- EXERCISE TASK:
Each entry below must be repeated word for word.

————

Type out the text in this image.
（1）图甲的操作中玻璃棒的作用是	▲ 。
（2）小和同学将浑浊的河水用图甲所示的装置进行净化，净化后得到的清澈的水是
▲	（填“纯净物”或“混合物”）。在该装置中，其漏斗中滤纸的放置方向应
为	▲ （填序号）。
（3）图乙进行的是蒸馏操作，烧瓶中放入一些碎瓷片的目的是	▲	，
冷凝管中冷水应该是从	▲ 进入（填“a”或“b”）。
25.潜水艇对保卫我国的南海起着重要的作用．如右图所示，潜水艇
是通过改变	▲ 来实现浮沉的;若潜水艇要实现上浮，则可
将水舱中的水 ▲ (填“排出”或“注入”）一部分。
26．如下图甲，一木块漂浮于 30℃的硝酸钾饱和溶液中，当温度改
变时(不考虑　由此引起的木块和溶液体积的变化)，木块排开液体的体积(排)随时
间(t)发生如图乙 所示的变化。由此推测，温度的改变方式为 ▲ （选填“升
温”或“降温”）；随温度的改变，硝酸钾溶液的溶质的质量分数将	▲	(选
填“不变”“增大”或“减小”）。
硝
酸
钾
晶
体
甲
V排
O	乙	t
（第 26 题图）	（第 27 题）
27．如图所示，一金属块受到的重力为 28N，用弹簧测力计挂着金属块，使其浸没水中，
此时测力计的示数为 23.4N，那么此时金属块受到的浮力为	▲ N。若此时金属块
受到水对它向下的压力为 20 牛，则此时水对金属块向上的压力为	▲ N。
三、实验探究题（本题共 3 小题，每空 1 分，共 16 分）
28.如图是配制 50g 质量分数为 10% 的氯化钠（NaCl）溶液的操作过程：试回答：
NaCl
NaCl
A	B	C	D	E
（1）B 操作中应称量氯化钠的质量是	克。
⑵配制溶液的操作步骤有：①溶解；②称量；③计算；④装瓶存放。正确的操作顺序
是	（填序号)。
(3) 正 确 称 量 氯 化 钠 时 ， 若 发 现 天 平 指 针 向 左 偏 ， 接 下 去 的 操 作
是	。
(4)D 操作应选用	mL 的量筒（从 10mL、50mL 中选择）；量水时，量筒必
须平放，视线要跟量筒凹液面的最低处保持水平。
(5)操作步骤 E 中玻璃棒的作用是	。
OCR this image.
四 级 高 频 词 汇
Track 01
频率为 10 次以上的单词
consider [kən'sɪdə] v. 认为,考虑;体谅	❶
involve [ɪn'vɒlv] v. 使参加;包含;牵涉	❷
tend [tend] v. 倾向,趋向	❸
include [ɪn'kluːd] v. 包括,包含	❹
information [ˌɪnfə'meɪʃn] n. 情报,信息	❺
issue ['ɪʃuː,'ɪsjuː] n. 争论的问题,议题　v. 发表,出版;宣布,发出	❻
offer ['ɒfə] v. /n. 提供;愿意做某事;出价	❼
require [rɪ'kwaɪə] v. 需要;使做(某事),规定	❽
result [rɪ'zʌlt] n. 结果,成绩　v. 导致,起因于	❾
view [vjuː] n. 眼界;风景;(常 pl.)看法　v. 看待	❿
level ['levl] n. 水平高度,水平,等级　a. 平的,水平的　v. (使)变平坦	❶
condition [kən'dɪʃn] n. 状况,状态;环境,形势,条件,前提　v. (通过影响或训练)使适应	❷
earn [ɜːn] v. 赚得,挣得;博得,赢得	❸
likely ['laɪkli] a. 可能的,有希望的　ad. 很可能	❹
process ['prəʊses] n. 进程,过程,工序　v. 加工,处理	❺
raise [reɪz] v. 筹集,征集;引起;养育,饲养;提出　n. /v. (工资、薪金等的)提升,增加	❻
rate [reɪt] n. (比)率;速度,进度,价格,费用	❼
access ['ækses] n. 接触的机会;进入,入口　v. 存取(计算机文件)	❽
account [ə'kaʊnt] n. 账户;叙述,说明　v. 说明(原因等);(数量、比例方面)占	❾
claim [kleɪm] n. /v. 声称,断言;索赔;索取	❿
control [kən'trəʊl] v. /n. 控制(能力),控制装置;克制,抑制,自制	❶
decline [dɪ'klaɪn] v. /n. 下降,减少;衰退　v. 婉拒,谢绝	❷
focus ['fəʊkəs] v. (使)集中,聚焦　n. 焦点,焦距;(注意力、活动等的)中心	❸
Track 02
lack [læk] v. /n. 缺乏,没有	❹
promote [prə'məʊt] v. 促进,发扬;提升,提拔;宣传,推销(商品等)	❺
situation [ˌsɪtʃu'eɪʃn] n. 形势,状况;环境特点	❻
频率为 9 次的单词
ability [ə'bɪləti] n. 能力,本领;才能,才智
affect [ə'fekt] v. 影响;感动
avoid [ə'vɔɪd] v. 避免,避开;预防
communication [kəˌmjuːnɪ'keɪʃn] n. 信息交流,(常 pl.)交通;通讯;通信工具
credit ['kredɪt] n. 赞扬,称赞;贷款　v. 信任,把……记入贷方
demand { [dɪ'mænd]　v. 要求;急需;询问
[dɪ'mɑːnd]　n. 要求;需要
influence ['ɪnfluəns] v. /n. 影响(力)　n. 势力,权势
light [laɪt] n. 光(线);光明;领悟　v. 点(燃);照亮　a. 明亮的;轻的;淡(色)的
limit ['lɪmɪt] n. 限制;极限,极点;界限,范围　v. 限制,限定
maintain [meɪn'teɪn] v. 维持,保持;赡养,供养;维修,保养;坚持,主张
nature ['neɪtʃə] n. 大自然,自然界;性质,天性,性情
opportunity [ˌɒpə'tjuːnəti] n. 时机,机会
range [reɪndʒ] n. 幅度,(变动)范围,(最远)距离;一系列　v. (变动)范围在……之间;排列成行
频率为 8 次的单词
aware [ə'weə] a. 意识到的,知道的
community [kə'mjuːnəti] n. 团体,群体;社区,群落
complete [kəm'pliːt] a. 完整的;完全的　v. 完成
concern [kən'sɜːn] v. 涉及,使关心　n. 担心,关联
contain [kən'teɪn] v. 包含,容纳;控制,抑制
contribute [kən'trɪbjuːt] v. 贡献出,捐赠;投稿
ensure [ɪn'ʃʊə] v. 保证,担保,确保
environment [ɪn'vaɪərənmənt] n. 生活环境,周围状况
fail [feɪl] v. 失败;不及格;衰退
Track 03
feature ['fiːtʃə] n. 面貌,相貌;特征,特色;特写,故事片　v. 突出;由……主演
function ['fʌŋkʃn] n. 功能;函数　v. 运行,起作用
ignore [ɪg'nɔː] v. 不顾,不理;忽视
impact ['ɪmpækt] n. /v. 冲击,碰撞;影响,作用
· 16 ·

————

- COMPLETE ANSWER:
Type out the text in this image.
（1）图甲的操作中玻璃棒的作用是	▲ 。
（2）小和同学将浑浊的河水用图甲所示的装置进行净化，净化后得到的清澈的水是
▲	（填“纯净物”或“混合物”）。在该装置中，其漏斗中滤纸的放置方向应
为	▲ （填序号）。
（3）图乙进行的是蒸馏操作，烧瓶中放入一些碎瓷片的目的是	▲	，
冷凝管中冷水应该是从	▲ 进入（填“a”或“b”）。
25.潜水艇对保卫我国的南海起着重要的作用．如右图所示，潜水艇
是通过改变	▲ 来实现浮沉的;若潜水艇要实现上浮，则可
将水舱中的水 ▲ (填“排出”或“注入”）一部分。
26．如下图甲，一木块漂浮于 30℃的硝酸钾饱和溶液中，当温度改
变时(不考虑　由此引起的木块和溶液体积的变化)，木块排开液体的体积(排)随时
间(t)发生如图乙 所示的变化。由此推测，温度的改变方式为 ▲ （选填“升
温”或“降温”）；随温度的改变，硝酸钾溶液的溶质的质量分数将	▲	(选
填“不变”“增大”或“减小”）。
硝
酸
钾
晶
体
甲
V排
O	乙	t
（第 26 题图）	（第 27 题）
27．如图所示，一金属块受到的重力为 28N，用弹簧测力计挂着金属块，使其浸没水中，
此时测力计的示数为 23.4N，那么此时金属块受到的浮力为	▲ N。若此时金属块
受到水对它向下的压力为 20 牛，则此时水对金属块向上的压力为	▲ N。
三、实验探究题（本题共 3 小题，每空 1 分，共 16 分）
28.如图是配制 50g 质量分数为 10% 的氯化钠（NaCl）溶液的操作过程：试回答：
NaCl
NaCl
A	B	C	D	E
（1）B 操作中应称量氯化钠的质量是	克。
⑵配制溶液的操作步骤有：①溶解；②称量；③计算；④装瓶存放。正确的操作顺序
是	（填序号)。
(3) 正 确 称 量 氯 化 钠 时 ， 若 发 现 天 平 指 针 向 左 偏 ， 接 下 去 的 操 作
是	。
(4)D 操作应选用	mL 的量筒（从 10mL、50mL 中选择）；量水时，量筒必
须平放，视线要跟量筒凹液面的最低处保持水平。
(5)操作步骤 E 中玻璃棒的作用是	。
OCR this image.
四 级 高 频 词 汇
Track 01
频率为 10 次以上的单词
consider [kən'sɪdə] v. 认为,考虑;体谅	❶
involve [ɪn'vɒlv] v. 使参加;包含;牵涉	❷
tend [tend] v. 倾向,趋向	❸
include [ɪn'kluːd] v. 包括,包含	❹
information [ˌɪnfə'meɪʃn] n. 情报,信息	❺
issue ['ɪʃuː,'ɪsjuː] n. 争论的问题,议题　v. 发表,出版;宣布,发出	❻
offer ['ɒfə] v. /n. 提供;愿意做某事;出价	❼
require [rɪ'kwaɪə] v. 需要;使做(某事),规定	❽
result [rɪ'zʌlt] n. 结果,成绩　v. 导致,起因于	❾
view [vjuː] n. 眼界;风景;(常 pl.)看法　v. 看待	❿
level ['levl] n. 水平高度,水平,等级　a. 平的,水平的　v. (使)变平坦	❶
condition [kən'dɪʃn] n. 状况,状态;环境,形势,条件,前提　v. (通过影响或训练)使适应	❷
earn [ɜːn] v. 赚得,挣得;博得,赢得	❸
likely ['laɪkli] a. 可能的,有希望的　ad. 很可能	❹
process ['prəʊses] n. 进程,过程,工序　v. 加工,处理	❺
raise [reɪz] v. 筹集,征集;引起;养育,饲养;提出　n. /v. (工资、薪金等的)提升,增加	❻
rate [reɪt] n. (比)率;速度,进度,价格,费用	❼
access ['ækses] n. 接触的机会;进入,入口　v. 存取(计算机文件)	❽
account [ə'kaʊnt] n. 账户;叙述,说明　v. 说明(原因等);(数量、比例方面)占	❾
claim [kleɪm] n. /v. 声称,断言;索赔;索取	❿
control [kən'trəʊl] v. /n. 控制(能力),控制装置;克制,抑制,自制	❶
decline [dɪ'klaɪn] v. /n. 下降,减少;衰退　v. 婉拒,谢绝	❷
focus ['fəʊkəs] v. (使)集中,聚焦　n. 焦点,焦距;(注意力、活动等的)中心	❸
Track 02
lack [læk] v. /n. 缺乏,没有	❹
promote [prə'məʊt] v. 促进,发扬;提升,提拔;宣传,推销(商品等)	❺
situation [ˌsɪtʃu'eɪʃn] n. 形势,状况;环境特点	❻
频率为 9 次的单词
ability [ə'bɪləti] n. 能力,本领;才能,才智
affect [ə'fekt] v. 影响;感动
avoid [ə'vɔɪd] v. 避免,避开;预防
communication [kəˌmjuːnɪ'keɪʃn] n. 信息交流,(常 pl.)交通;通讯;通信工具
credit ['kredɪt] n. 赞扬,称赞;贷款　v. 信任,把……记入贷方
demand { [dɪ'mænd]　v. 要求;急需;询问
[dɪ'mɑːnd]　n. 要求;需要
influence ['ɪnfluəns] v. /n. 影响(力)　n. 势力,权势
light [laɪt] n. 光(线);光明;领悟　v. 点(燃);照亮　a. 明亮的;轻的;淡(色)的
limit ['lɪmɪt] n. 限制;极限,极点;界限,范围　v. 限制,限定
maintain [meɪn'teɪn] v. 维持,保持;赡养,供养;维修,保养;坚持,主张
nature ['neɪtʃə] n. 大自然,自然界;性质,天性,性情
opportunity [ˌɒpə'tjuːnəti] n. 时机,机会
range [reɪndʒ] n. 幅度,(变动)范围,(最远)距离;一系列　v. (变动)范围在……之间;排列成行
频率为 8 次的单词
aware [ə'weə] a. 意识到的,知道的
community [kə'mjuːnəti] n. 团体,群体;社区,群落
complete [kəm'pliːt] a. 完整的;完全的　v. 完成
concern [kən'sɜːn] v. 涉及,使关心　n. 担心,关联
contain [kən'teɪn] v. 包含,容纳;控制,抑制
contribute [kən'trɪbjuːt] v. 贡献出,捐赠;投稿
ensure [ɪn'ʃʊə] v. 保证,担保,确保
environment [ɪn'vaɪərənmənt] n. 生活环境,周围状况
fail [feɪl] v. 失败;不及格;衰退
Track 03
feature ['fiːtʃə] n. 面貌,相貌;特征,特色;特写,故事片　v. 突出;由……主演
function ['fʌŋkʃn] n. 功能;函数　v. 运行,起作用
ignore [ɪg'nɔː] v. 不顾,不理;忽视
impact ['ɪmpækt] n. /v. 冲击,碰撞;影响,作用
· 16 ·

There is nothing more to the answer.